Below is a block of records; return all of them exactly, but without the images.

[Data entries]
============================================================
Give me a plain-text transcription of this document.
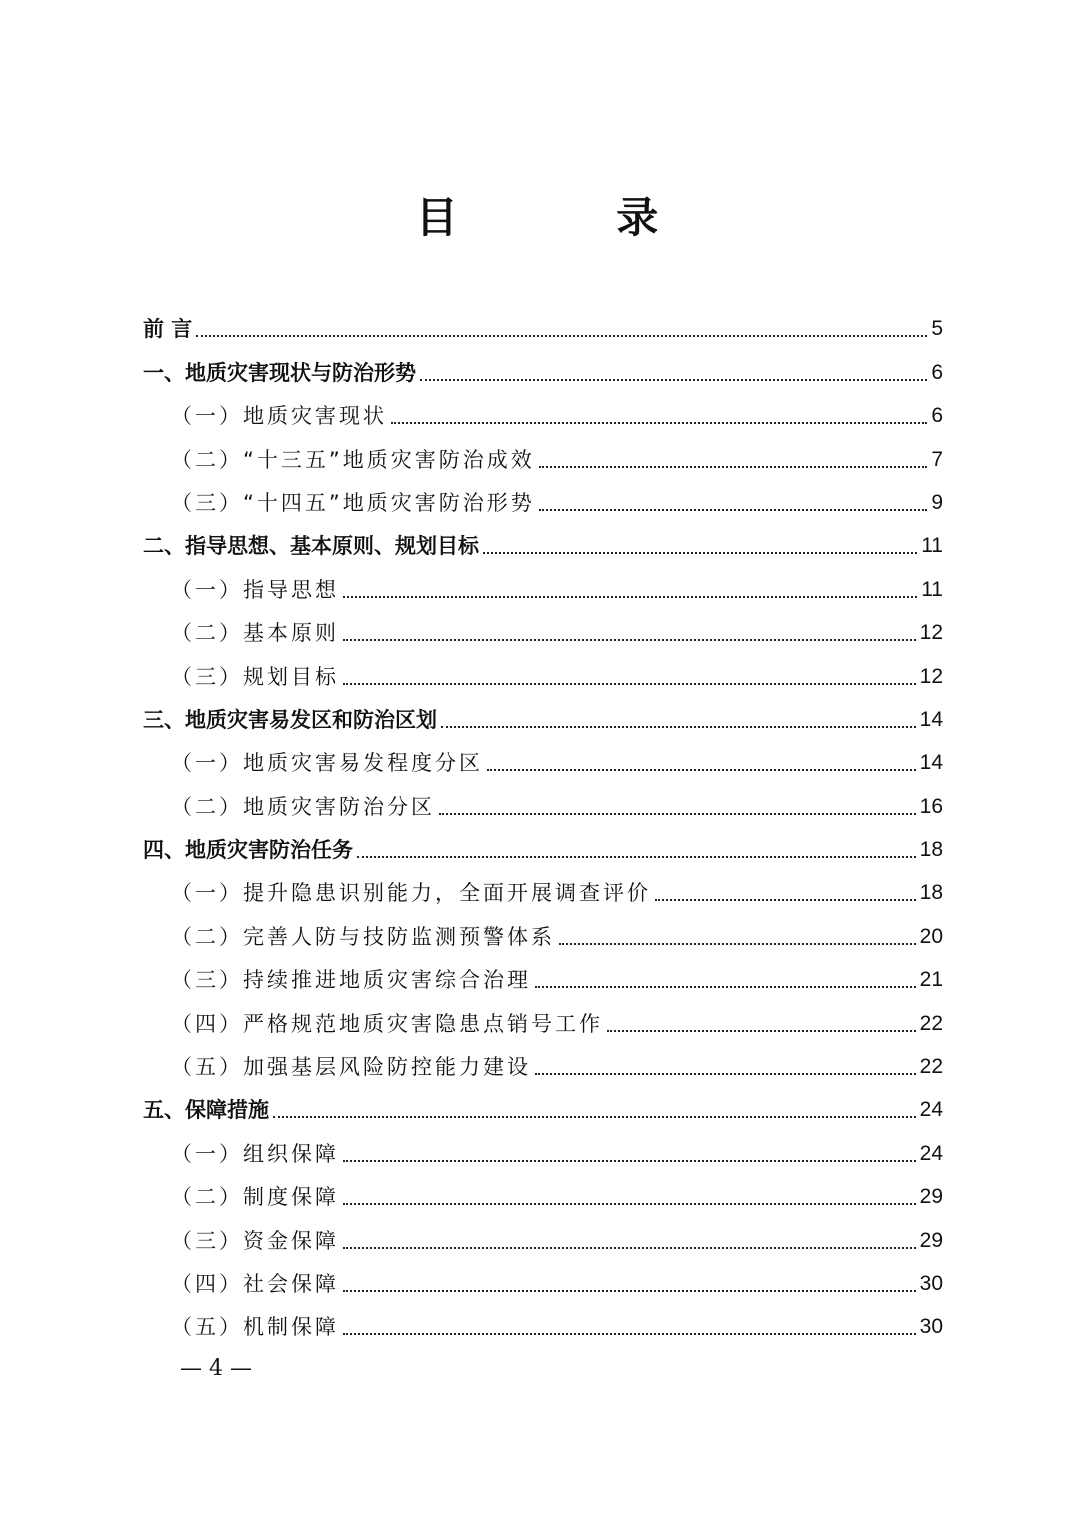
目 录
前 言	5
一、地质灾害现状与防治形势	6
（一）地质灾害现状	6
（二）“十三五”地质灾害防治成效	7
（三）“十四五”地质灾害防治形势	9
二、指导思想、基本原则、规划目标	11
（一）指导思想	11
（二）基本原则	12
（三）规划目标	12
三、地质灾害易发区和防治区划	14
（一）地质灾害易发程度分区	14
（二）地质灾害防治分区	16
四、地质灾害防治任务	18
（一）提升隐患识别能力，全面开展调查评价	18
（二）完善人防与技防监测预警体系	20
（三）持续推进地质灾害综合治理	21
（四）严格规范地质灾害隐患点销号工作	22
（五）加强基层风险防控能力建设	22
五、保障措施	24
（一）组织保障	24
（二）制度保障	29
（三）资金保障	29
（四）社会保障	30
（五）机制保障	30
— 4 —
============================================================
◆ **Solution to this problem**
Give me a plain-text transcription of this document.
目 录
前 言	5
一、地质灾害现状与防治形势	6
（一）地质灾害现状	6
（二）“十三五”地质灾害防治成效	7
（三）“十四五”地质灾害防治形势	9
二、指导思想、基本原则、规划目标	11
（一）指导思想	11
（二）基本原则	12
（三）规划目标	12
三、地质灾害易发区和防治区划	14
（一）地质灾害易发程度分区	14
（二）地质灾害防治分区	16
四、地质灾害防治任务	18
（一）提升隐患识别能力，全面开展调查评价	18
（二）完善人防与技防监测预警体系	20
（三）持续推进地质灾害综合治理	21
（四）严格规范地质灾害隐患点销号工作	22
（五）加强基层风险防控能力建设	22
五、保障措施	24
（一）组织保障	24
（二）制度保障	29
（三）资金保障	29
（四）社会保障	30
（五）机制保障	30
— 4 —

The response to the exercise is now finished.